------ DATA SUPPLIED

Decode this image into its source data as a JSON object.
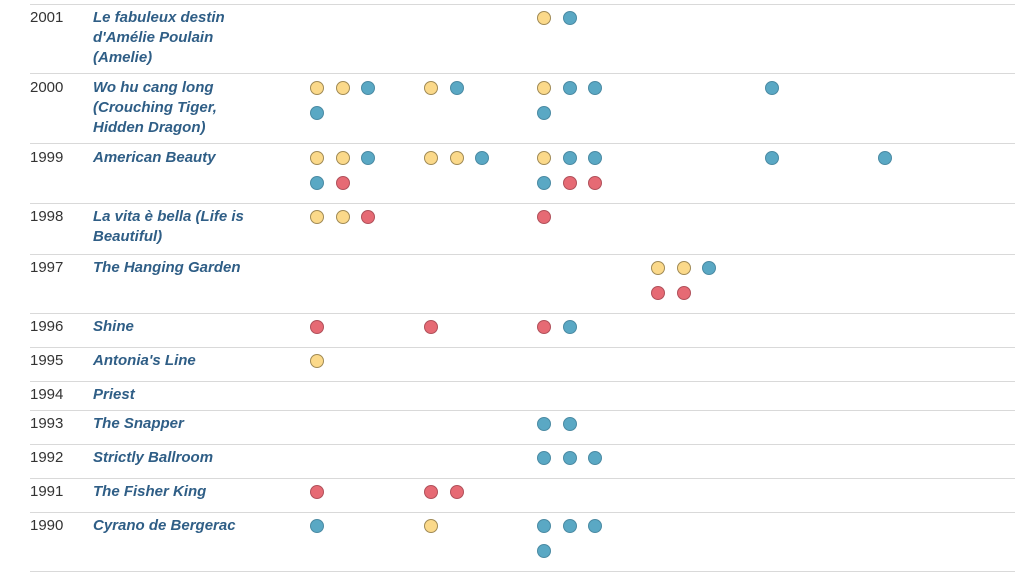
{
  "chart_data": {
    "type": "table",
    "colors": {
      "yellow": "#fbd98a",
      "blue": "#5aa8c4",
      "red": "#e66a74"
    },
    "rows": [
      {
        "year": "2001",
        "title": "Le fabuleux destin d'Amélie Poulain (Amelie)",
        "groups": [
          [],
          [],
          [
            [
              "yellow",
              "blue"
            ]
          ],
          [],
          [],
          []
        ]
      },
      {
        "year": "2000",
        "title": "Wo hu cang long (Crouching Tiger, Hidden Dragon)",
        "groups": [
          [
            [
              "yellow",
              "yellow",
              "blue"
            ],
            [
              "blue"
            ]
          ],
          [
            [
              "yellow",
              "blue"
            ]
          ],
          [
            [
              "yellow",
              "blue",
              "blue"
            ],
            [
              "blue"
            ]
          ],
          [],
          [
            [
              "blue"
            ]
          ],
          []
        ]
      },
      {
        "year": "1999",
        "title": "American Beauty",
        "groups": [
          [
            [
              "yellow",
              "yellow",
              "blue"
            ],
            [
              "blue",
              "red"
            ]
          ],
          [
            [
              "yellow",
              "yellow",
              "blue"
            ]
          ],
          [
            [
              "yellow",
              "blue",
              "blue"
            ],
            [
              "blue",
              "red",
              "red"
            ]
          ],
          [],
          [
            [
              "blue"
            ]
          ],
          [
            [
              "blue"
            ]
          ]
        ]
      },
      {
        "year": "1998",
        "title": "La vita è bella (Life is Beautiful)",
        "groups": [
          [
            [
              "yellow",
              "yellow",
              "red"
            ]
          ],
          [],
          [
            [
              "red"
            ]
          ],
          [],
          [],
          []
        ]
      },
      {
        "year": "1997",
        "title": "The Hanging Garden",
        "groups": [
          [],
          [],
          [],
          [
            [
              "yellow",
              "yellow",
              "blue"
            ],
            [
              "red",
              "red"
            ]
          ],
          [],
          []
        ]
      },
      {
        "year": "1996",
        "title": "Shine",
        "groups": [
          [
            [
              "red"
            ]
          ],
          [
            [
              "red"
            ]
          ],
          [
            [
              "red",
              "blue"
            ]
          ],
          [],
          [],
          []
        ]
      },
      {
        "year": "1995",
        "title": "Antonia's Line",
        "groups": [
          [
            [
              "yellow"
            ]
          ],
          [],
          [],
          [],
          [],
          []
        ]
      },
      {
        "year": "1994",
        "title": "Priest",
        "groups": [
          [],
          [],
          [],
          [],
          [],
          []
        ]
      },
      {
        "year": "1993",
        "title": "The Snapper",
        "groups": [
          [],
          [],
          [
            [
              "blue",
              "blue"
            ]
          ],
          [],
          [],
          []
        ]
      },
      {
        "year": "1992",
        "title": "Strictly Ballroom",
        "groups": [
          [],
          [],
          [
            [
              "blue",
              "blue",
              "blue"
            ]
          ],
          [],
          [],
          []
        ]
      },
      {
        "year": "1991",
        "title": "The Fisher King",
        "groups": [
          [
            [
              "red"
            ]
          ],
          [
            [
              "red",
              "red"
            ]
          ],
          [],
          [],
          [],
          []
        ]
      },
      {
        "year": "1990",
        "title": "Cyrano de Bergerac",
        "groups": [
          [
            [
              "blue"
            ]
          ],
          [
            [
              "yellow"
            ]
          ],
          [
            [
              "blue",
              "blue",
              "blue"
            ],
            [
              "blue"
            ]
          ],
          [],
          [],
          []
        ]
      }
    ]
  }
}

------------
------ DATA SUPPLIED

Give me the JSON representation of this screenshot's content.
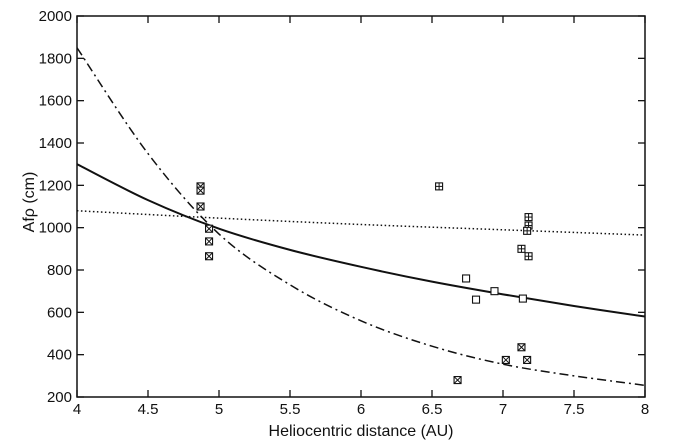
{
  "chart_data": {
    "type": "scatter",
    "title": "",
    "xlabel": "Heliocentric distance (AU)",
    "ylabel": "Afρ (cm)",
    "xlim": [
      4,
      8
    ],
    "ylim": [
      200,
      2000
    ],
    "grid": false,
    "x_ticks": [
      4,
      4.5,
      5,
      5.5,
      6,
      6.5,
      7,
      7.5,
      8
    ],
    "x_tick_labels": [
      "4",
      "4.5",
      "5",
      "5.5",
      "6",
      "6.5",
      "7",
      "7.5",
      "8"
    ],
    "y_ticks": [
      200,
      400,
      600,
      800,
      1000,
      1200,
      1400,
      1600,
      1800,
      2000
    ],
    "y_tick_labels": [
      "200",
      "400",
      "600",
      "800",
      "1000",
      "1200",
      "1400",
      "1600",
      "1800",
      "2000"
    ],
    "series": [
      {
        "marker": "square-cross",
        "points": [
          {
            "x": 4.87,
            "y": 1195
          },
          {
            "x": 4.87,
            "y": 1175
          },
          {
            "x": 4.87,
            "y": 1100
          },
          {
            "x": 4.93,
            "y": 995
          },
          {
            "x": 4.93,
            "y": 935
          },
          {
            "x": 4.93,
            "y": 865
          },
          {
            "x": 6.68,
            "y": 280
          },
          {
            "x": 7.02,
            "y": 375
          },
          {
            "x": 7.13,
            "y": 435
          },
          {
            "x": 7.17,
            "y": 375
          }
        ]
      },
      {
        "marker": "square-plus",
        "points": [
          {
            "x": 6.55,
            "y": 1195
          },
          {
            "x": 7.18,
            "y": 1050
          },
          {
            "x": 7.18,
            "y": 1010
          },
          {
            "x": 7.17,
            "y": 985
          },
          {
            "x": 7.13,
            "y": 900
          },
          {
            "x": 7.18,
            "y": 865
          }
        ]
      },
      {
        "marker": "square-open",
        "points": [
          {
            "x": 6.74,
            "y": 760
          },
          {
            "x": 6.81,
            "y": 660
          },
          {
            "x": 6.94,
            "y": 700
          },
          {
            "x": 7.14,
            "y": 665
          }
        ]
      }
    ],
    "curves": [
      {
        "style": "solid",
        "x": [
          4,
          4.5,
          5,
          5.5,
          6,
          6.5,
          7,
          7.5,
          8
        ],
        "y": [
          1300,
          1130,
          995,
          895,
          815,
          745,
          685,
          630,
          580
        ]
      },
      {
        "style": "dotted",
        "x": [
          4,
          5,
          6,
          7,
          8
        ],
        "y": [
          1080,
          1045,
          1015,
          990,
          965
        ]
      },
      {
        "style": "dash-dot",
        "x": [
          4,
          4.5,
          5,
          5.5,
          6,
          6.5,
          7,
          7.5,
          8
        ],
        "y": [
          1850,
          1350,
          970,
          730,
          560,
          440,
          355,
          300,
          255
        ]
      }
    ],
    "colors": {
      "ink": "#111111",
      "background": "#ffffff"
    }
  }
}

------------

**GIVEN TASK:** Go through the records above and copy every line with the word "marker".

**EXERCISE SOLUTION:**
        "marker": "square-cross",
        "marker": "square-plus",
        "marker": "square-open",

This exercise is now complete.